## begin
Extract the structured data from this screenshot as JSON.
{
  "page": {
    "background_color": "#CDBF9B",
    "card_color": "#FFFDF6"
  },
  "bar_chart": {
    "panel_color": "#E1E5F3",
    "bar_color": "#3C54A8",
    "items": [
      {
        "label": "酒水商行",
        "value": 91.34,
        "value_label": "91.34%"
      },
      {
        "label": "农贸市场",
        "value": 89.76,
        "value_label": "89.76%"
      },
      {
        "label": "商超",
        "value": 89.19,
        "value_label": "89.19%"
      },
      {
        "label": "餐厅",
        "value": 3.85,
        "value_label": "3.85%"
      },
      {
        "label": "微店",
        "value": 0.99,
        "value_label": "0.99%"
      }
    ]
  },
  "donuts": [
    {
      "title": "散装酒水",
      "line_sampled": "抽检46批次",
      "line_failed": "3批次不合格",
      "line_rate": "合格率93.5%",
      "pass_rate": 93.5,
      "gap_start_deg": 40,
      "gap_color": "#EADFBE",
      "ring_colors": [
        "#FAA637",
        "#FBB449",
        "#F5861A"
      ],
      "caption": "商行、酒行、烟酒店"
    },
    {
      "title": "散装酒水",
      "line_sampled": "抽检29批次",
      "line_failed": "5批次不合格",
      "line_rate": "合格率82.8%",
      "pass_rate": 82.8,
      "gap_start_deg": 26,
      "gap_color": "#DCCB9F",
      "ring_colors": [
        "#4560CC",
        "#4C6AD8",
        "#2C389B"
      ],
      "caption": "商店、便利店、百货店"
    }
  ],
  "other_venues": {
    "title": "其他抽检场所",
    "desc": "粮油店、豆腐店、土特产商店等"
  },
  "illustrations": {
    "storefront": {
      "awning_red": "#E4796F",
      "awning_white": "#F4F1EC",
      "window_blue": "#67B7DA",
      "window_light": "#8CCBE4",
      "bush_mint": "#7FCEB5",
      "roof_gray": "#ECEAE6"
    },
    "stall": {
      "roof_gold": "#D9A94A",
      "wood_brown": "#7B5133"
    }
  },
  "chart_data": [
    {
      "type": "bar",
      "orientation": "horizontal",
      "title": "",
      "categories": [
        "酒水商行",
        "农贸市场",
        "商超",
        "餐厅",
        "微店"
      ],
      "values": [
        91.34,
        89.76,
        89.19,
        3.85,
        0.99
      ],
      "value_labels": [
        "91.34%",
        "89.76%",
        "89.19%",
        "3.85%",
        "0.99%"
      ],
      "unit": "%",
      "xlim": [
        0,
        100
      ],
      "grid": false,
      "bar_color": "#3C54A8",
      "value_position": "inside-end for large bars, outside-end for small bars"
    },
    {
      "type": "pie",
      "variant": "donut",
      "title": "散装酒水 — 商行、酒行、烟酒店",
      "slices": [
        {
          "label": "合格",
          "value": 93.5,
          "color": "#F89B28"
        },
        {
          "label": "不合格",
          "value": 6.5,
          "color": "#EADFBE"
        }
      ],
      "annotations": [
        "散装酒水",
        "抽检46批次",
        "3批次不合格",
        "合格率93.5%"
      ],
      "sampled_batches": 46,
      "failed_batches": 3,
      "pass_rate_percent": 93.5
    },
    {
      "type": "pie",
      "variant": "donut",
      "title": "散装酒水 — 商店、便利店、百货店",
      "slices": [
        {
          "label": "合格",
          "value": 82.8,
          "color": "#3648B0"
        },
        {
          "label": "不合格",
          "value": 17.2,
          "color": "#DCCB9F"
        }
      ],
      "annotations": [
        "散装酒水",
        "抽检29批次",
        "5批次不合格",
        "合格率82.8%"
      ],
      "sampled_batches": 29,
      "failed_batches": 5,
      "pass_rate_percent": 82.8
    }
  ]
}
## end
* [Do this] In the records above, find each line that holds the word "title"; copy all such lines.

* [Solution to this task]
      "title": "散装酒水",
      "title": "散装酒水",
    "title": "其他抽检场所",
      "title": "",
      "title": "散装酒水 — 商行、酒行、烟酒店",
      "title": "散装酒水 — 商店、便利店、百货店",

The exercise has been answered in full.